## Goal of the exercise
Would you please repeat all of the data exactly, omitting the pictures?

## Supplied material
────────────────

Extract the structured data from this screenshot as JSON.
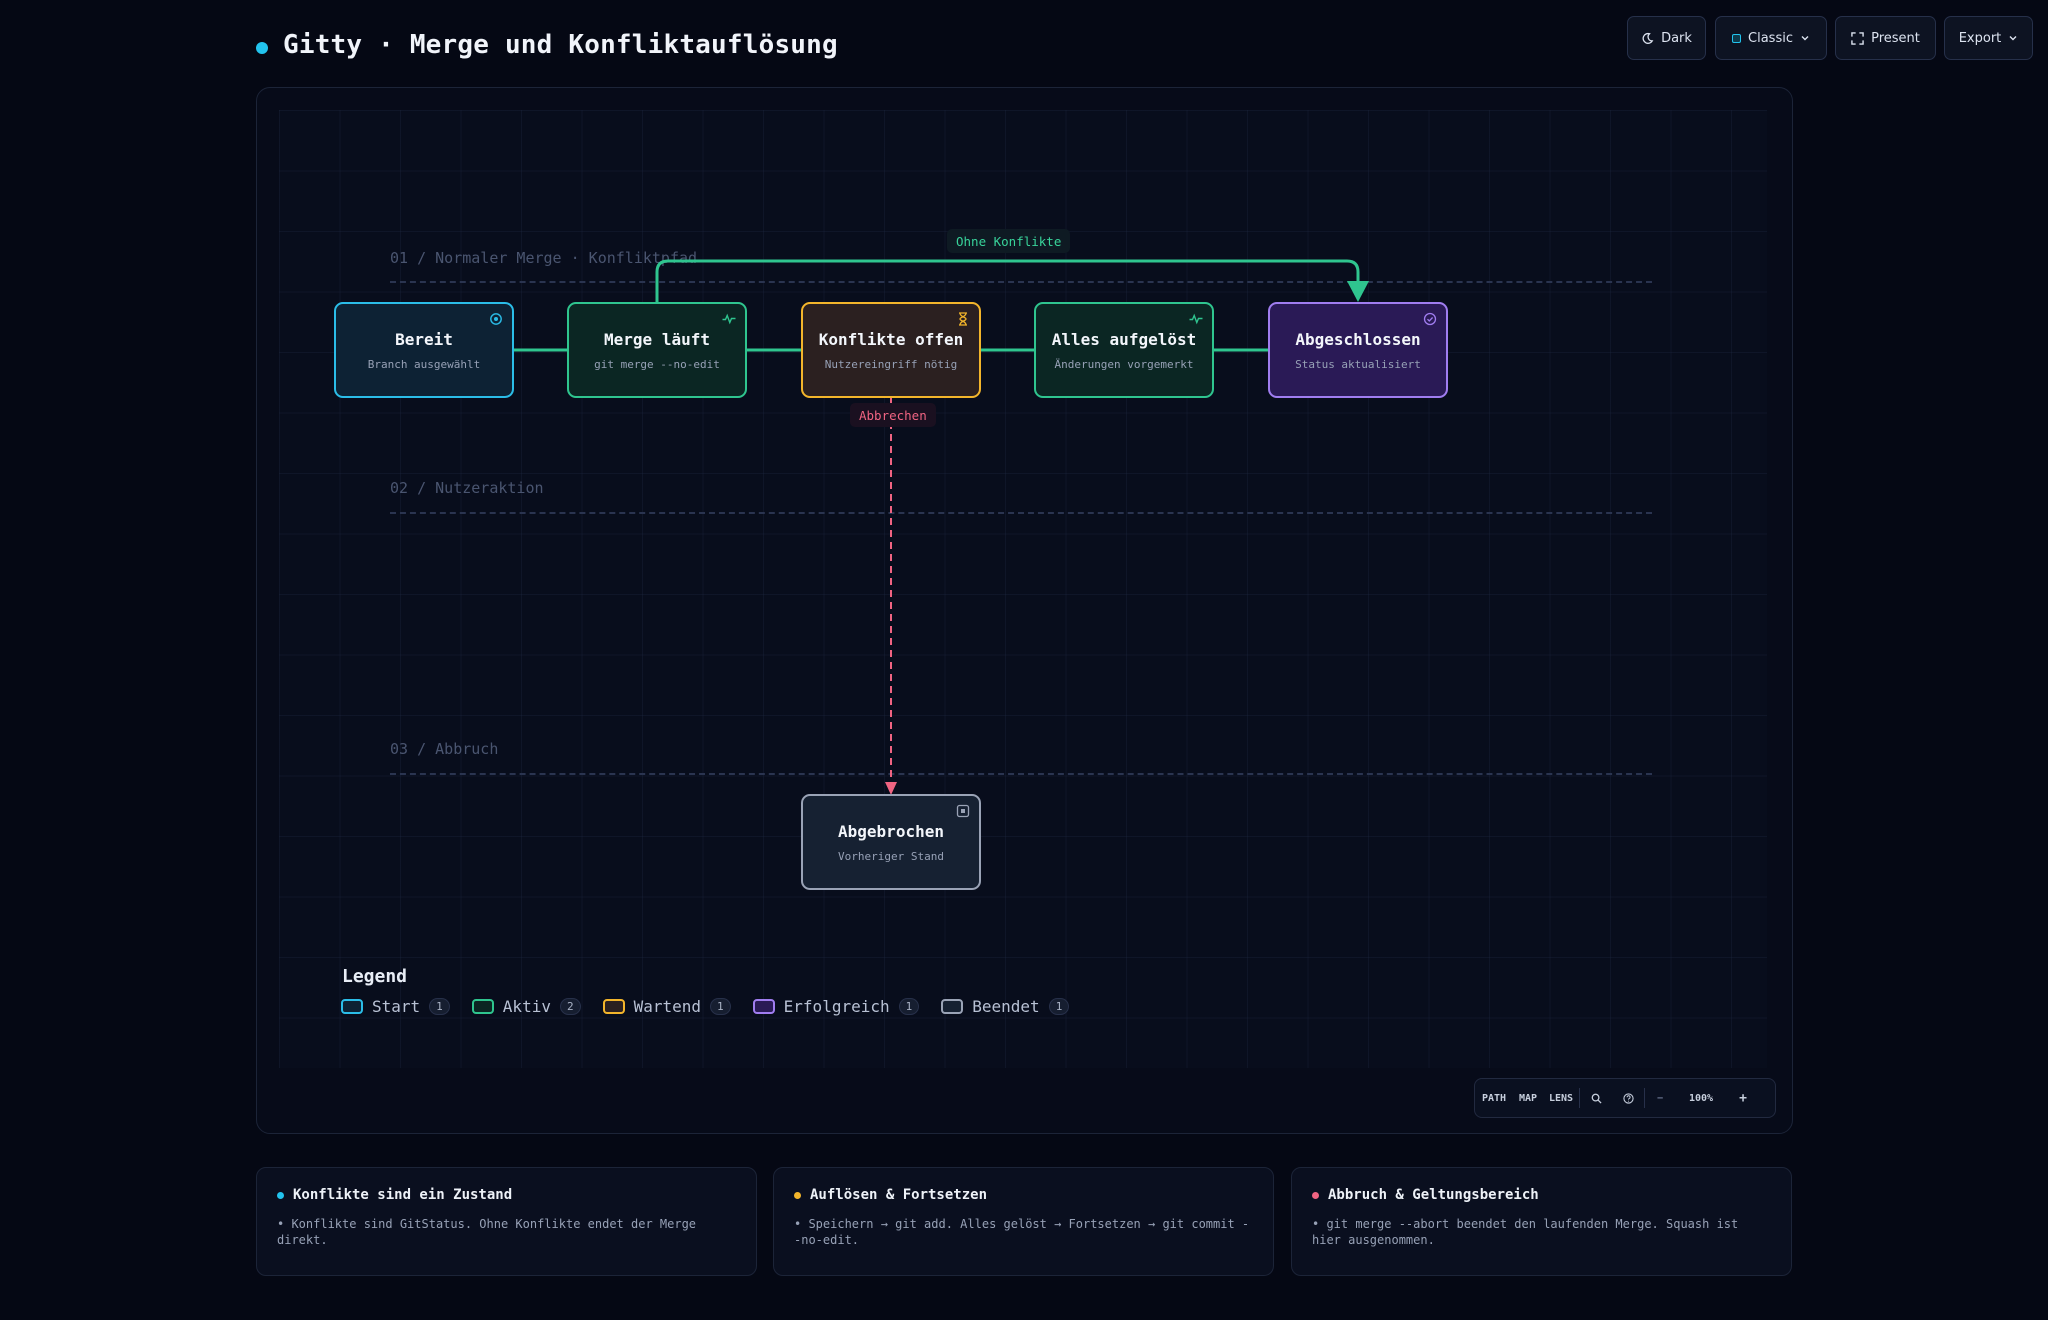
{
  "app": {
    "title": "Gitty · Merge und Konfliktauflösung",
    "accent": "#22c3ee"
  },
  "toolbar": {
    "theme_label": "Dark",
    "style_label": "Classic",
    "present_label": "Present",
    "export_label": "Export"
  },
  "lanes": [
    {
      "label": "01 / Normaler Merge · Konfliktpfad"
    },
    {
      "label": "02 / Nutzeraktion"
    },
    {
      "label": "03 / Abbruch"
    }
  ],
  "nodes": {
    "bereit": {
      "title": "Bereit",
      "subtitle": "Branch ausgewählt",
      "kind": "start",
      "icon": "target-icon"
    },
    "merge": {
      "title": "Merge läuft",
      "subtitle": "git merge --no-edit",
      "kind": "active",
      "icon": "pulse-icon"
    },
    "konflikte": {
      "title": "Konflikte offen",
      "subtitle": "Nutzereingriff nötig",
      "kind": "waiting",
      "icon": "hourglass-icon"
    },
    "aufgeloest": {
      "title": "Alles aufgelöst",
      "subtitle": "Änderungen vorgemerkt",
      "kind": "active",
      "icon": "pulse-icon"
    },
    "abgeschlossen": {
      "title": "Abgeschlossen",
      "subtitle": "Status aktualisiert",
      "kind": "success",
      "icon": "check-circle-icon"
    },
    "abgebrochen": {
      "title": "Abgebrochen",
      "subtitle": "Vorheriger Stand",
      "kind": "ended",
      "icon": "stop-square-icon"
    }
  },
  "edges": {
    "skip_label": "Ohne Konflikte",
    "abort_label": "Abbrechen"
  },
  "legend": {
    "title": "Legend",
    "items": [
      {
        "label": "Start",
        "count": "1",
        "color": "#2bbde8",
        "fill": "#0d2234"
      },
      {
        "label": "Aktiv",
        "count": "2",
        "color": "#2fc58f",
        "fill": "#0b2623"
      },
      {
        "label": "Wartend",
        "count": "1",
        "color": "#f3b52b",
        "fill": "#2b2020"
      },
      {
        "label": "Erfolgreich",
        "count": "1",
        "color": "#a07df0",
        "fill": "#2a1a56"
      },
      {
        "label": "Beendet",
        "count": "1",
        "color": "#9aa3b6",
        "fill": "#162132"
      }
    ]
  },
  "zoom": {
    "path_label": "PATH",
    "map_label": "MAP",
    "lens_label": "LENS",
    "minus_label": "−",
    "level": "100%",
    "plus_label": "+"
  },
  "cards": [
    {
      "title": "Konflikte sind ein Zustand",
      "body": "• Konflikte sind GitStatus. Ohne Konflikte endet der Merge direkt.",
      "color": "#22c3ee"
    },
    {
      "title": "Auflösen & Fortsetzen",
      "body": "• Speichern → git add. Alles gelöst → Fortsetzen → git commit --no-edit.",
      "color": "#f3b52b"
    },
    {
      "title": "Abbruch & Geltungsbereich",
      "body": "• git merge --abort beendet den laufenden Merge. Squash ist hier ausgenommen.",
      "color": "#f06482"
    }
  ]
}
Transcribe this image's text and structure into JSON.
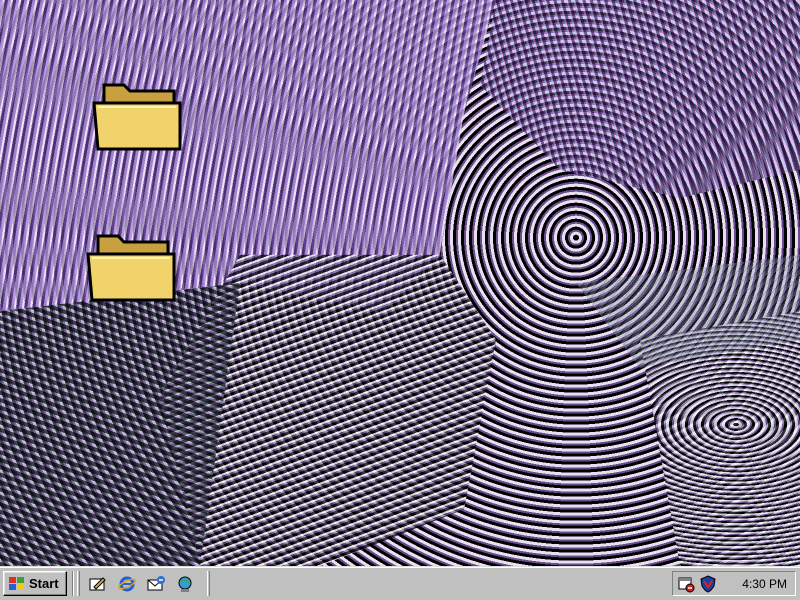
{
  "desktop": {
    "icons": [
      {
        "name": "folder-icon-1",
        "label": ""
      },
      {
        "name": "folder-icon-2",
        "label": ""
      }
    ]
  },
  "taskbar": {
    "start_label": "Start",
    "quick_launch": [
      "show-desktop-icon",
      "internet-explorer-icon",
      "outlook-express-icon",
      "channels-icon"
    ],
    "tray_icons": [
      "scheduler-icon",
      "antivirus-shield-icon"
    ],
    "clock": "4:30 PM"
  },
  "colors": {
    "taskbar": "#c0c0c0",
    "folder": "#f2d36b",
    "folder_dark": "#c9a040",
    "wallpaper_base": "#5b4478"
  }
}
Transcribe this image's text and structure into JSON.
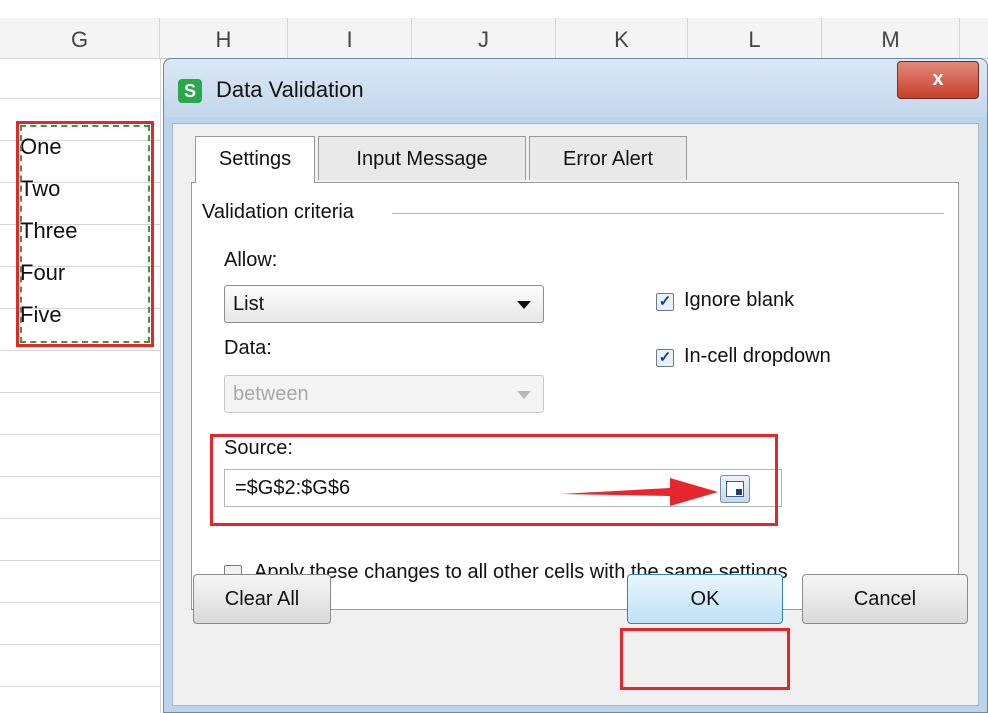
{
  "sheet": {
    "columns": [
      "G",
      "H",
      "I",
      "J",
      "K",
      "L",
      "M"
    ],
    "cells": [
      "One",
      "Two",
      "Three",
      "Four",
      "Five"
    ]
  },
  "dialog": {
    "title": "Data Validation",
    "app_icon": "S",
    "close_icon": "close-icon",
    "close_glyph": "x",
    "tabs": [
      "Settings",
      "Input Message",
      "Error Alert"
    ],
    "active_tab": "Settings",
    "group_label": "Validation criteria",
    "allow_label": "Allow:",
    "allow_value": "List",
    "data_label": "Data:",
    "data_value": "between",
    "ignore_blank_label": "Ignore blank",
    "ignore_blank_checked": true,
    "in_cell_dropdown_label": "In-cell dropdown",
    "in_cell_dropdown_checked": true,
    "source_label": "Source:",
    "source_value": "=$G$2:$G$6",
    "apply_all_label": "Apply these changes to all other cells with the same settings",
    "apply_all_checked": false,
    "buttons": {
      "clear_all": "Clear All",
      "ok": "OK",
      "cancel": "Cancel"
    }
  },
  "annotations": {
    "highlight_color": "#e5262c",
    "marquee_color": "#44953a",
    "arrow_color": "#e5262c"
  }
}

────────────────

## Written answer
Extract the structured data from this screenshot as JSON.
{
  "app": {
    "title": "Gitty · Merge und Konfliktauflösung",
    "accent": "#22c3ee"
  },
  "toolbar": {
    "theme_label": "Dark",
    "style_label": "Classic",
    "present_label": "Present",
    "export_label": "Export"
  },
  "lanes": [
    {
      "label": "01 / Normaler Merge · Konfliktpfad"
    },
    {
      "label": "02 / Nutzeraktion"
    },
    {
      "label": "03 / Abbruch"
    }
  ],
  "nodes": {
    "bereit": {
      "title": "Bereit",
      "subtitle": "Branch ausgewählt",
      "kind": "start",
      "icon": "target-icon"
    },
    "merge": {
      "title": "Merge läuft",
      "subtitle": "git merge --no-edit",
      "kind": "active",
      "icon": "pulse-icon"
    },
    "konflikte": {
      "title": "Konflikte offen",
      "subtitle": "Nutzereingriff nötig",
      "kind": "waiting",
      "icon": "hourglass-icon"
    },
    "aufgeloest": {
      "title": "Alles aufgelöst",
      "subtitle": "Änderungen vorgemerkt",
      "kind": "active",
      "icon": "pulse-icon"
    },
    "abgeschlossen": {
      "title": "Abgeschlossen",
      "subtitle": "Status aktualisiert",
      "kind": "success",
      "icon": "check-circle-icon"
    },
    "abgebrochen": {
      "title": "Abgebrochen",
      "subtitle": "Vorheriger Stand",
      "kind": "ended",
      "icon": "stop-square-icon"
    }
  },
  "edges": {
    "skip_label": "Ohne Konflikte",
    "abort_label": "Abbrechen"
  },
  "legend": {
    "title": "Legend",
    "items": [
      {
        "label": "Start",
        "count": "1",
        "color": "#2bbde8",
        "fill": "#0d2234"
      },
      {
        "label": "Aktiv",
        "count": "2",
        "color": "#2fc58f",
        "fill": "#0b2623"
      },
      {
        "label": "Wartend",
        "count": "1",
        "color": "#f3b52b",
        "fill": "#2b2020"
      },
      {
        "label": "Erfolgreich",
        "count": "1",
        "color": "#a07df0",
        "fill": "#2a1a56"
      },
      {
        "label": "Beendet",
        "count": "1",
        "color": "#9aa3b6",
        "fill": "#162132"
      }
    ]
  },
  "zoom": {
    "path_label": "PATH",
    "map_label": "MAP",
    "lens_label": "LENS",
    "minus_label": "−",
    "level": "100%",
    "plus_label": "+"
  },
  "cards": [
    {
      "title": "Konflikte sind ein Zustand",
      "body": "• Konflikte sind GitStatus. Ohne Konflikte endet der Merge direkt.",
      "color": "#22c3ee"
    },
    {
      "title": "Auflösen & Fortsetzen",
      "body": "• Speichern → git add. Alles gelöst → Fortsetzen → git commit --no-edit.",
      "color": "#f3b52b"
    },
    {
      "title": "Abbruch & Geltungsbereich",
      "body": "• git merge --abort beendet den laufenden Merge. Squash ist hier ausgenommen.",
      "color": "#f06482"
    }
  ]
}
Transcribe this image's text and structure into JSON.
{
  "desktop": {
    "icons": [
      {
        "name": "folder-icon-1",
        "label": ""
      },
      {
        "name": "folder-icon-2",
        "label": ""
      }
    ]
  },
  "taskbar": {
    "start_label": "Start",
    "quick_launch": [
      "show-desktop-icon",
      "internet-explorer-icon",
      "outlook-express-icon",
      "channels-icon"
    ],
    "tray_icons": [
      "scheduler-icon",
      "antivirus-shield-icon"
    ],
    "clock": "4:30 PM"
  },
  "colors": {
    "taskbar": "#c0c0c0",
    "folder": "#f2d36b",
    "folder_dark": "#c9a040",
    "wallpaper_base": "#5b4478"
  }
}
Transcribe this image's text and structure into JSON.
{
  "sheet": {
    "columns": [
      "G",
      "H",
      "I",
      "J",
      "K",
      "L",
      "M"
    ],
    "cells": [
      "One",
      "Two",
      "Three",
      "Four",
      "Five"
    ]
  },
  "dialog": {
    "title": "Data Validation",
    "app_icon": "S",
    "close_icon": "close-icon",
    "close_glyph": "x",
    "tabs": [
      "Settings",
      "Input Message",
      "Error Alert"
    ],
    "active_tab": "Settings",
    "group_label": "Validation criteria",
    "allow_label": "Allow:",
    "allow_value": "List",
    "data_label": "Data:",
    "data_value": "between",
    "ignore_blank_label": "Ignore blank",
    "ignore_blank_checked": true,
    "in_cell_dropdown_label": "In-cell dropdown",
    "in_cell_dropdown_checked": true,
    "source_label": "Source:",
    "source_value": "=$G$2:$G$6",
    "apply_all_label": "Apply these changes to all other cells with the same settings",
    "apply_all_checked": false,
    "buttons": {
      "clear_all": "Clear All",
      "ok": "OK",
      "cancel": "Cancel"
    }
  },
  "annotations": {
    "highlight_color": "#e5262c",
    "marquee_color": "#44953a",
    "arrow_color": "#e5262c"
  }
}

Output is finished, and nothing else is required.